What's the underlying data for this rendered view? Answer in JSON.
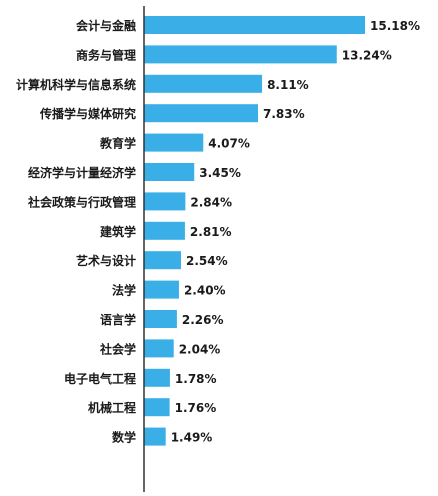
{
  "chart_data": {
    "type": "bar",
    "orientation": "horizontal",
    "categories": [
      "会计与金融",
      "商务与管理",
      "计算机科学与信息系统",
      "传播学与媒体研究",
      "教育学",
      "经济学与计量经济学",
      "社会政策与行政管理",
      "建筑学",
      "艺术与设计",
      "法学",
      "语言学",
      "社会学",
      "电子电气工程",
      "机械工程",
      "数学"
    ],
    "values": [
      15.18,
      13.24,
      8.11,
      7.83,
      4.07,
      3.45,
      2.84,
      2.81,
      2.54,
      2.4,
      2.26,
      2.04,
      1.78,
      1.76,
      1.49
    ],
    "value_labels": [
      "15.18%",
      "13.24%",
      "8.11%",
      "7.83%",
      "4.07%",
      "3.45%",
      "2.84%",
      "2.81%",
      "2.54%",
      "2.40%",
      "2.26%",
      "2.04%",
      "1.78%",
      "1.76%",
      "1.49%"
    ],
    "unit": "%",
    "title": "",
    "xlabel": "",
    "ylabel": "",
    "xlim": [
      0,
      15.18
    ],
    "grid": false,
    "legend": "none",
    "colors": {
      "bar": "#3aaee6",
      "axis": "#333333",
      "text": "#1a1a1a"
    }
  }
}
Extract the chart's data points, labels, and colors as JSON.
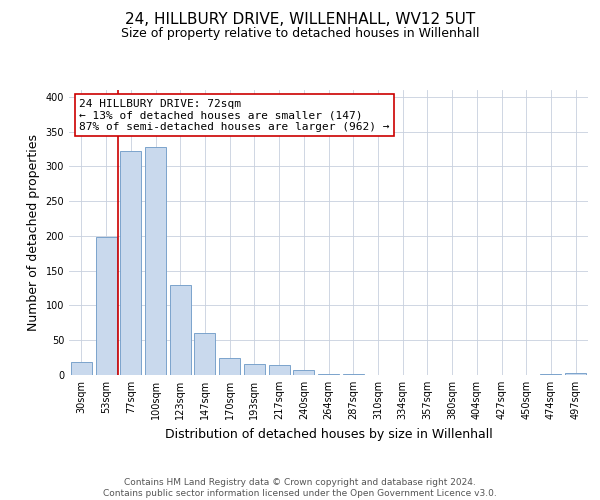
{
  "title": "24, HILLBURY DRIVE, WILLENHALL, WV12 5UT",
  "subtitle": "Size of property relative to detached houses in Willenhall",
  "xlabel": "Distribution of detached houses by size in Willenhall",
  "ylabel": "Number of detached properties",
  "categories": [
    "30sqm",
    "53sqm",
    "77sqm",
    "100sqm",
    "123sqm",
    "147sqm",
    "170sqm",
    "193sqm",
    "217sqm",
    "240sqm",
    "264sqm",
    "287sqm",
    "310sqm",
    "334sqm",
    "357sqm",
    "380sqm",
    "404sqm",
    "427sqm",
    "450sqm",
    "474sqm",
    "497sqm"
  ],
  "values": [
    19,
    199,
    322,
    328,
    129,
    61,
    25,
    16,
    14,
    7,
    1,
    1,
    0,
    0,
    0,
    0,
    0,
    0,
    0,
    1,
    3
  ],
  "bar_color": "#c9d9ed",
  "bar_edge_color": "#7ba3cc",
  "property_line_color": "#cc0000",
  "annotation_text": "24 HILLBURY DRIVE: 72sqm\n← 13% of detached houses are smaller (147)\n87% of semi-detached houses are larger (962) →",
  "annotation_box_color": "#ffffff",
  "annotation_box_edge_color": "#cc0000",
  "ylim": [
    0,
    410
  ],
  "yticks": [
    0,
    50,
    100,
    150,
    200,
    250,
    300,
    350,
    400
  ],
  "background_color": "#ffffff",
  "grid_color": "#c8d0de",
  "footer_text": "Contains HM Land Registry data © Crown copyright and database right 2024.\nContains public sector information licensed under the Open Government Licence v3.0.",
  "title_fontsize": 11,
  "subtitle_fontsize": 9,
  "axis_label_fontsize": 9,
  "tick_fontsize": 7,
  "annotation_fontsize": 8,
  "footer_fontsize": 6.5
}
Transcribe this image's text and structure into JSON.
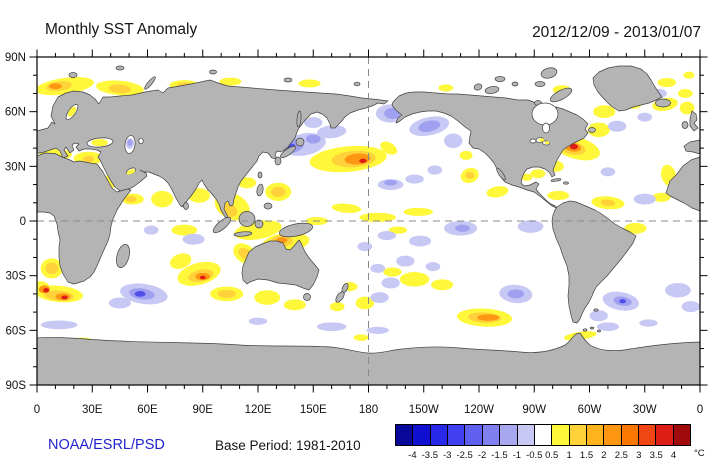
{
  "header": {
    "title": "Monthly SST Anomaly",
    "date_range": "2012/12/09 - 2013/01/07"
  },
  "footer": {
    "credit": "NOAA/ESRL/PSD",
    "base_period": "Base Period: 1981-2010"
  },
  "colorbar": {
    "unit": "°C",
    "colors": [
      "#08089b",
      "#1010d0",
      "#2828e8",
      "#4040f0",
      "#6060f0",
      "#8080f0",
      "#a8a8f0",
      "#c8c8f4",
      "#ffffff",
      "#fff83a",
      "#ffd23a",
      "#ffb41e",
      "#ff9612",
      "#fa7800",
      "#f04614",
      "#dc1e14",
      "#a00a0a"
    ],
    "boundary_labels": [
      "-4",
      "-3.5",
      "-3",
      "-2.5",
      "-2",
      "-1.5",
      "-1",
      "-0.5",
      "0.5",
      "1",
      "1.5",
      "2",
      "2.5",
      "3",
      "3.5",
      "4"
    ]
  },
  "axes": {
    "lat_ticks": [
      {
        "value": 90,
        "label": "90N"
      },
      {
        "value": 60,
        "label": "60N"
      },
      {
        "value": 30,
        "label": "30N"
      },
      {
        "value": 0,
        "label": "0"
      },
      {
        "value": -30,
        "label": "30S"
      },
      {
        "value": -60,
        "label": "60S"
      },
      {
        "value": -90,
        "label": "90S"
      }
    ],
    "lon_ticks": [
      {
        "value": 0,
        "label": "0"
      },
      {
        "value": 30,
        "label": "30E"
      },
      {
        "value": 60,
        "label": "60E"
      },
      {
        "value": 90,
        "label": "90E"
      },
      {
        "value": 120,
        "label": "120E"
      },
      {
        "value": 150,
        "label": "150E"
      },
      {
        "value": 180,
        "label": "180"
      },
      {
        "value": 210,
        "label": "150W"
      },
      {
        "value": 240,
        "label": "120W"
      },
      {
        "value": 270,
        "label": "90W"
      },
      {
        "value": 300,
        "label": "60W"
      },
      {
        "value": 330,
        "label": "30W"
      },
      {
        "value": 360,
        "label": "0"
      }
    ],
    "minor_step_deg": 10
  },
  "chart_data": {
    "type": "heatmap",
    "title": "Monthly SST Anomaly",
    "period": "2012/12/09 - 2013/01/07",
    "base_period": "1981-2010",
    "units": "°C",
    "lon_range": [
      0,
      360
    ],
    "lat_range": [
      -90,
      90
    ],
    "projection": "equirectangular, Pacific-centered",
    "gridlines": {
      "equator_dashed": true,
      "dateline_dashed": true
    },
    "levels": [
      -4,
      -3.5,
      -3,
      -2.5,
      -2,
      -1.5,
      -1,
      -0.5,
      0.5,
      1,
      1.5,
      2,
      2.5,
      3,
      3.5,
      4
    ],
    "level_colors": {
      "w1": "#fff83a",
      "w2": "#ffd23a",
      "w3": "#ff9612",
      "w4": "#dc1e14",
      "c1": "#c8c8f4",
      "c2": "#a0a0f0",
      "c3": "#5050e8"
    },
    "level_meaning": {
      "w1": "+0.5 to +1",
      "w2": "+1 to +1.5",
      "w3": "+1.5 to +2.5",
      "w4": "> +3",
      "c1": "-0.5 to -1",
      "c2": "-1 to -1.5",
      "c3": "-1.5 to -2.5"
    },
    "anomaly_regions": [
      [
        15,
        74,
        16,
        4.5,
        -8,
        "w1"
      ],
      [
        45,
        73,
        13,
        4,
        5,
        "w1"
      ],
      [
        80,
        74.5,
        8,
        2.8,
        0,
        "w1"
      ],
      [
        105,
        76.5,
        6,
        2.2,
        0,
        "w1"
      ],
      [
        148,
        75.5,
        6,
        2.2,
        0,
        "w1"
      ],
      [
        354,
        80,
        3,
        2,
        0,
        "w1"
      ],
      [
        353,
        62,
        4,
        3.5,
        0,
        "w1"
      ],
      [
        10,
        36.5,
        9,
        3,
        0,
        "w1"
      ],
      [
        28,
        34.5,
        8,
        3.5,
        0,
        "w1"
      ],
      [
        38,
        19,
        3.5,
        8,
        25,
        "w1"
      ],
      [
        52,
        12,
        6,
        3,
        0,
        "w1"
      ],
      [
        68,
        12,
        6,
        4.5,
        0,
        "w1"
      ],
      [
        88,
        14,
        6,
        4,
        0,
        "w1"
      ],
      [
        106,
        8,
        10,
        7,
        25,
        "w1"
      ],
      [
        114,
        21,
        5,
        3,
        0,
        "w1"
      ],
      [
        131,
        16,
        7,
        5,
        0,
        "w1"
      ],
      [
        120,
        -5,
        13,
        5,
        -10,
        "w1"
      ],
      [
        135,
        -12,
        13,
        5.5,
        -8,
        "w1"
      ],
      [
        113,
        -18,
        7,
        5,
        35,
        "w1"
      ],
      [
        80,
        -5,
        7,
        3,
        0,
        "w1"
      ],
      [
        146,
        57,
        2,
        1.5,
        0,
        "w1"
      ],
      [
        169,
        34,
        21,
        7,
        -5,
        "w1"
      ],
      [
        191,
        40,
        5,
        3,
        30,
        "w1"
      ],
      [
        168,
        7,
        8,
        2.5,
        5,
        "w1"
      ],
      [
        185,
        2,
        10,
        2.5,
        0,
        "w1"
      ],
      [
        207,
        5,
        8,
        2.2,
        0,
        "w1"
      ],
      [
        152,
        0,
        6,
        2.2,
        0,
        "w1"
      ],
      [
        196,
        -5,
        5,
        2,
        0,
        "w1"
      ],
      [
        235,
        25,
        5,
        4,
        -20,
        "w1"
      ],
      [
        250,
        16,
        6,
        3,
        -10,
        "w1"
      ],
      [
        233,
        36,
        3.5,
        2.5,
        0,
        "w1"
      ],
      [
        293,
        40,
        13,
        6,
        15,
        "w1"
      ],
      [
        305,
        50,
        6,
        4,
        0,
        "w1"
      ],
      [
        282,
        30,
        4,
        3,
        0,
        "w1"
      ],
      [
        272,
        26,
        4,
        2.5,
        0,
        "w1"
      ],
      [
        266,
        24,
        3,
        2,
        0,
        "w1"
      ],
      [
        308,
        60,
        6,
        3.5,
        0,
        "w1"
      ],
      [
        323,
        65,
        6,
        3.5,
        0,
        "w1"
      ],
      [
        341,
        64,
        7,
        3.5,
        -10,
        "w1"
      ],
      [
        342,
        76,
        5,
        2.5,
        0,
        "w1"
      ],
      [
        352,
        70,
        4,
        2.5,
        0,
        "w1"
      ],
      [
        285,
        72,
        5,
        2.5,
        0,
        "w1"
      ],
      [
        222,
        73,
        4,
        2,
        0,
        "w1"
      ],
      [
        176,
        64,
        1.5,
        1.2,
        0,
        "w1"
      ],
      [
        343,
        25,
        4,
        6,
        -15,
        "w1"
      ],
      [
        339,
        13,
        5,
        2.5,
        0,
        "w1"
      ],
      [
        310,
        10,
        9,
        3.5,
        5,
        "w1"
      ],
      [
        325,
        -4,
        6,
        3,
        0,
        "w1"
      ],
      [
        283,
        14,
        6,
        2.5,
        0,
        "w1"
      ],
      [
        8,
        -26,
        6,
        5.5,
        0,
        "w1"
      ],
      [
        12,
        -40,
        13,
        4.5,
        5,
        "w1"
      ],
      [
        2,
        -37,
        5,
        4,
        0,
        "w1"
      ],
      [
        88,
        -29,
        12,
        6,
        -15,
        "w1"
      ],
      [
        78,
        -22,
        6,
        4,
        -20,
        "w1"
      ],
      [
        103,
        -40,
        9,
        4,
        0,
        "w1"
      ],
      [
        125,
        -42,
        7,
        4,
        0,
        "w1"
      ],
      [
        140,
        -46,
        6,
        3,
        0,
        "w1"
      ],
      [
        170,
        -36,
        4,
        2.5,
        0,
        "w1"
      ],
      [
        178,
        -45,
        5,
        3.5,
        0,
        "w1"
      ],
      [
        163,
        -47,
        4,
        2.5,
        0,
        "w1"
      ],
      [
        205,
        -32,
        8,
        4,
        0,
        "w1"
      ],
      [
        220,
        -35,
        6,
        3,
        0,
        "w1"
      ],
      [
        193,
        -28,
        5,
        2.5,
        0,
        "w1"
      ],
      [
        243,
        -53,
        15,
        5,
        3,
        "w1"
      ],
      [
        295,
        -63,
        9,
        2.2,
        -8,
        "w1"
      ],
      [
        25,
        -65.5,
        5,
        1.6,
        0,
        "w1"
      ],
      [
        176,
        -64,
        4,
        1.8,
        0,
        "w1"
      ],
      [
        12,
        74,
        7,
        2.6,
        -8,
        "w2"
      ],
      [
        45,
        72.5,
        6,
        2.4,
        5,
        "w2"
      ],
      [
        80,
        74.5,
        4,
        1.6,
        0,
        "w2"
      ],
      [
        172,
        34,
        12,
        4.5,
        -4,
        "w2"
      ],
      [
        291,
        40,
        7,
        3.5,
        12,
        "w2"
      ],
      [
        89,
        -30,
        7,
        3.2,
        -12,
        "w2"
      ],
      [
        12,
        -41,
        8,
        2.8,
        5,
        "w2"
      ],
      [
        8,
        -26,
        3.5,
        3.2,
        0,
        "w2"
      ],
      [
        243,
        -53,
        9,
        2.8,
        3,
        "w2"
      ],
      [
        133,
        -11,
        6,
        3,
        0,
        "w2"
      ],
      [
        113,
        -18,
        4,
        2.8,
        35,
        "w2"
      ],
      [
        104,
        6,
        5,
        3.5,
        25,
        "w2"
      ],
      [
        131,
        16,
        4,
        2.8,
        0,
        "w2"
      ],
      [
        37,
        17,
        1.8,
        4,
        25,
        "w2"
      ],
      [
        51,
        12,
        3,
        1.8,
        0,
        "w2"
      ],
      [
        103,
        -40,
        5,
        2.2,
        0,
        "w2"
      ],
      [
        28,
        34,
        3,
        1.8,
        0,
        "w2"
      ],
      [
        310,
        10,
        4,
        1.8,
        5,
        "w2"
      ],
      [
        235,
        25,
        2.5,
        2,
        0,
        "w2"
      ],
      [
        174,
        34,
        7,
        3,
        -4,
        "w3"
      ],
      [
        291,
        40.5,
        4.5,
        2.4,
        10,
        "w3"
      ],
      [
        90,
        -30.5,
        4,
        2,
        0,
        "w3"
      ],
      [
        14,
        -41.5,
        4,
        1.8,
        0,
        "w3"
      ],
      [
        4,
        -37.5,
        3,
        2.2,
        0,
        "w3"
      ],
      [
        245,
        -53,
        6,
        1.8,
        0,
        "w3"
      ],
      [
        10,
        74,
        3.5,
        1.6,
        0,
        "w3"
      ],
      [
        133,
        -10.5,
        3,
        1.6,
        0,
        "w3"
      ],
      [
        291.5,
        40.8,
        2.2,
        1.5,
        0,
        "w4"
      ],
      [
        90,
        -31,
        1.6,
        1,
        0,
        "w4"
      ],
      [
        5,
        -38,
        1.6,
        1.2,
        0,
        "w4"
      ],
      [
        15,
        -42,
        1.8,
        1.1,
        0,
        "w4"
      ],
      [
        177,
        33,
        2,
        1.2,
        0,
        "w4"
      ],
      [
        145,
        42,
        12,
        6,
        -10,
        "c1"
      ],
      [
        160,
        49,
        8,
        3.5,
        -5,
        "c1"
      ],
      [
        150,
        54,
        5,
        3,
        0,
        "c1"
      ],
      [
        192,
        59,
        8,
        5,
        0,
        "c1"
      ],
      [
        213,
        52,
        11,
        5,
        -12,
        "c1"
      ],
      [
        226,
        44,
        5,
        4,
        0,
        "c1"
      ],
      [
        192,
        20,
        7,
        3,
        0,
        "c1"
      ],
      [
        205,
        23,
        5,
        2.5,
        0,
        "c1"
      ],
      [
        216,
        28,
        4,
        2.5,
        0,
        "c1"
      ],
      [
        230,
        -4,
        9,
        4,
        0,
        "c1"
      ],
      [
        268,
        -3,
        7,
        3.5,
        0,
        "c1"
      ],
      [
        208,
        -11,
        6,
        3,
        0,
        "c1"
      ],
      [
        190,
        -8,
        5,
        2.5,
        0,
        "c1"
      ],
      [
        178,
        -14,
        4,
        2.5,
        0,
        "c1"
      ],
      [
        200,
        -22,
        5,
        3,
        0,
        "c1"
      ],
      [
        215,
        -25,
        4,
        2.5,
        0,
        "c1"
      ],
      [
        185,
        -26,
        4,
        2.5,
        0,
        "c1"
      ],
      [
        192,
        -34,
        5,
        3,
        0,
        "c1"
      ],
      [
        186,
        -42,
        5,
        3,
        0,
        "c1"
      ],
      [
        260,
        -40,
        9,
        5,
        5,
        "c1"
      ],
      [
        305,
        -52,
        5,
        3,
        0,
        "c1"
      ],
      [
        317,
        -44,
        10,
        5,
        10,
        "c1"
      ],
      [
        348,
        -38,
        7,
        4,
        0,
        "c1"
      ],
      [
        355,
        -47,
        5,
        3,
        0,
        "c1"
      ],
      [
        58,
        -40,
        13,
        5.5,
        8,
        "c1"
      ],
      [
        45,
        -45,
        6,
        3,
        0,
        "c1"
      ],
      [
        85,
        -10,
        6,
        3,
        0,
        "c1"
      ],
      [
        62,
        -5,
        4,
        2.5,
        0,
        "c1"
      ],
      [
        12,
        -57,
        10,
        2.4,
        0,
        "c1"
      ],
      [
        160,
        -58,
        8,
        2.4,
        0,
        "c1"
      ],
      [
        185,
        -60,
        6,
        2,
        0,
        "c1"
      ],
      [
        310,
        -58,
        6,
        2.4,
        0,
        "c1"
      ],
      [
        332,
        -56,
        5,
        2,
        0,
        "c1"
      ],
      [
        120,
        -55,
        5,
        2,
        0,
        "c1"
      ],
      [
        315,
        52,
        5,
        3,
        0,
        "c1"
      ],
      [
        330,
        57,
        4,
        2.5,
        0,
        "c1"
      ],
      [
        338,
        70,
        4,
        2.5,
        0,
        "c1"
      ],
      [
        330,
        12,
        6,
        3,
        0,
        "c1"
      ],
      [
        310,
        27,
        4,
        2.5,
        0,
        "c1"
      ],
      [
        139,
        41,
        6,
        3.5,
        -15,
        "c2"
      ],
      [
        150,
        45,
        4,
        2.5,
        0,
        "c2"
      ],
      [
        193,
        59,
        4.5,
        3,
        0,
        "c2"
      ],
      [
        213,
        52,
        6,
        3,
        -12,
        "c2"
      ],
      [
        57,
        -40,
        7,
        3,
        8,
        "c2"
      ],
      [
        318,
        -44,
        5,
        2.5,
        10,
        "c2"
      ],
      [
        260,
        -40,
        4.5,
        2.5,
        0,
        "c2"
      ],
      [
        231,
        -4,
        4,
        2,
        0,
        "c2"
      ],
      [
        192,
        21,
        3.5,
        1.6,
        0,
        "c2"
      ],
      [
        56,
        -40,
        3,
        1.6,
        0,
        "c3"
      ],
      [
        318,
        -44,
        1.8,
        1.2,
        0,
        "c3"
      ],
      [
        138,
        41,
        2.2,
        1.4,
        -15,
        "c3"
      ],
      [
        50.5,
        42.5,
        2.2,
        3,
        5,
        "c1",
        "over"
      ],
      [
        50.5,
        43,
        1.4,
        1.8,
        0,
        "c2",
        "over"
      ],
      [
        19,
        60,
        1.6,
        3.2,
        35,
        "w1",
        "over"
      ],
      [
        34,
        43,
        4.5,
        2,
        0,
        "w1",
        "over"
      ],
      [
        51,
        27,
        2.5,
        1.2,
        -25,
        "w1",
        "over"
      ],
      [
        274,
        44.5,
        1.5,
        1,
        0,
        "w1",
        "over"
      ],
      [
        277,
        43,
        1.2,
        0.8,
        0,
        "w1",
        "over"
      ]
    ]
  }
}
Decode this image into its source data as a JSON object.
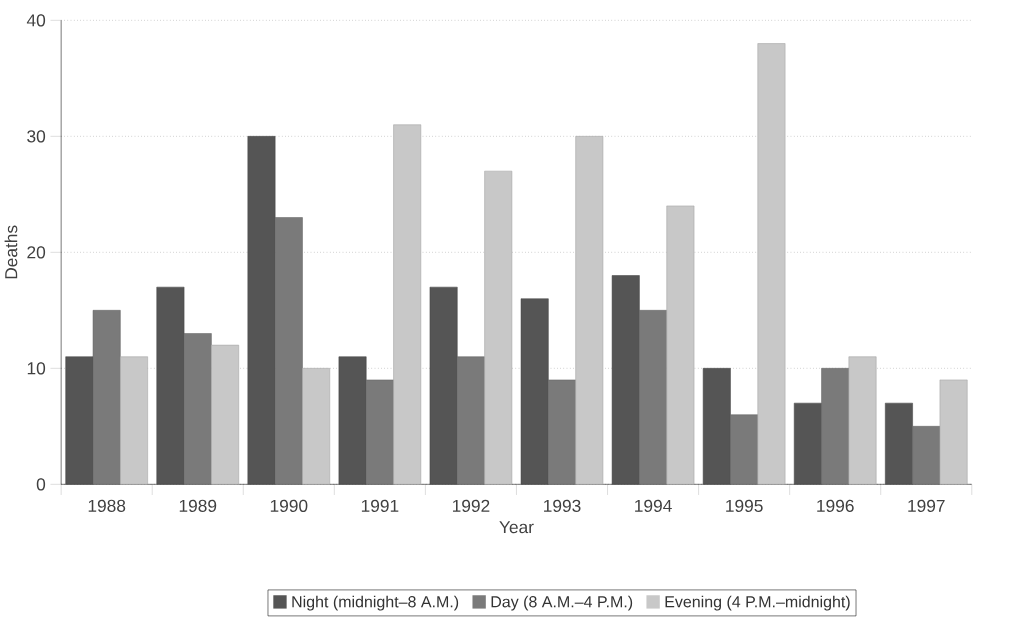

########################################

## Aim of the exercise
What is the number of lines that hold the string "HILLBURY"? Reply with that number alone.

## Result
2